• GEZEIGTER TEXT:

QM Dammwegsiedlung

Jugendliche leiten Angebote im Kiez

Im Quartiersmanagement-(QM)-Gebiet Dammwegsiedlung/Weiße Siedlung geben fünf Jugendliche Einblicke in ihre Arbeit als Peer Helper:innen. Sie leiten Angebote für Kinder sowie Seniorinnen und Senioren und teilen ihre Erfahrungen.

Vier Jugendliche und ein Erwachsener stehen vor einem blauen Vorhang.
Peer Helper:innen unterstützen Gleichaltrige auf Augenhöhe, fördern Eigenverantwortung und stärken Mitbestimmung im QM-Gebiet Dammwegsiedlung/Weiße Siedlung. (Bild: H. Heiland)

• VERSTÄNDNIS PRÜFEN:
A: Gib den Abschnitt des gezeigten Texts zwischen „Jugendliche leiten Angebote" und „(Bild: H. Heiland)", beide eingeschlossen, wieder und benenne dabei „Jugendliche" in „junge Menschen" um.
B: Wie viele Jugendliche geben laut dem gezeigten Text Einblicke in ihre Arbeit als Peer Helper:innen?
C: Prüfe bitte, ob diese Aussagen zum gezeigten Text passen: (i) Die Peer Helper:innen leiten Angebote für Kinder sowie Seniorinnen und Senioren. (ii) Die Personen auf dem Bild stehen vor einem roten Vorhang. (iii) Peer Helper:innen stärken die Mitbestimmung im QM-Gebiet.

• ERFASSTE DATEN:
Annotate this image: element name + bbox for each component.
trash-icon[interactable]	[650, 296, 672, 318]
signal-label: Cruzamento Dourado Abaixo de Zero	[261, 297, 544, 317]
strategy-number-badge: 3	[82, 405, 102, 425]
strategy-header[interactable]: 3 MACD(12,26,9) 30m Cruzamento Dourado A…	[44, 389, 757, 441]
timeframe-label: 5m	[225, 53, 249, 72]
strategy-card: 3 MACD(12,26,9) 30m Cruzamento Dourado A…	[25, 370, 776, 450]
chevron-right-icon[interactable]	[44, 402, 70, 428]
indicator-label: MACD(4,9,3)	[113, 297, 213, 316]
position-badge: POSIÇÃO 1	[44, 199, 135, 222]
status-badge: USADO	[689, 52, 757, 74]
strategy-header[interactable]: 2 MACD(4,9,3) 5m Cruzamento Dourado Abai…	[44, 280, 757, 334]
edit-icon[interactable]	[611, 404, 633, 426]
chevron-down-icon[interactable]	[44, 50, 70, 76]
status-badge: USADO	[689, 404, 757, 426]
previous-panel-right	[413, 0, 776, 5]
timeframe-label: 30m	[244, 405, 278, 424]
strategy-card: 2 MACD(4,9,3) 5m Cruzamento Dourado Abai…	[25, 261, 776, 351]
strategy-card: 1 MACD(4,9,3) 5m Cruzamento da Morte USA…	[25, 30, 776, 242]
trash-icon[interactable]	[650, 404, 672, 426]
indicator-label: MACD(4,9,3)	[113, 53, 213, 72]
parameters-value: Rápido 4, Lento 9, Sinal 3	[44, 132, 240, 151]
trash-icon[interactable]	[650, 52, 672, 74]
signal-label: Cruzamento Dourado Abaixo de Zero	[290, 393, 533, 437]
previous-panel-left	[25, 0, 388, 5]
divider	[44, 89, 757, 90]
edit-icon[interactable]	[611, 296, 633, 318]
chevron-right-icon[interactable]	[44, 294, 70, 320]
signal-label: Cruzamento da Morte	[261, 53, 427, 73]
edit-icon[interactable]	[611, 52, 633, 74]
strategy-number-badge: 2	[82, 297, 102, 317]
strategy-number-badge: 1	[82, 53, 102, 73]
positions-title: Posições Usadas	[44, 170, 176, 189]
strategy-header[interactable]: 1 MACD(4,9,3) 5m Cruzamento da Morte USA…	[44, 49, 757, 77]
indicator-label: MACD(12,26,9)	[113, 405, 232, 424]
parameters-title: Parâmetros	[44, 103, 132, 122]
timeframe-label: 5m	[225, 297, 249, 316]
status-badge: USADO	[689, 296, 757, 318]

• ERGEBNISSE:
A:
junge Menschen leiten Angebote im Kiez

Im Quartiersmanagement-(QM)-Gebiet Dammwegsiedlung/Weiße Siedlung geben fünf junge Menschen Einblicke in ihre Arbeit als Peer Helper:innen. Sie leiten Angebote für Kinder sowie Seniorinnen und Senioren und teilen ihre Erfahrungen.

Vier junge Menschen und ein Erwachsener stehen vor einem blauen Vorhang.
Peer Helper:innen unterstützen Gleichaltrige auf Augenhöhe, fördern Eigenverantwortung und stärken Mitbestimmung im QM-Gebiet Dammwegsiedlung/Weiße Siedlung. (Bild: H. Heiland)

B: Fünf Jugendliche.

C:
(i) Ja: „Sie leiten Angebote für Kinder sowie Seniorinnen und Senioren"
(ii) Nein: „stehen vor einem blauen Vorhang"
(iii) Ja: „stärken Mitbestimmung im QM-Gebiet Dammwegsiedlung/Weiße Siedlung"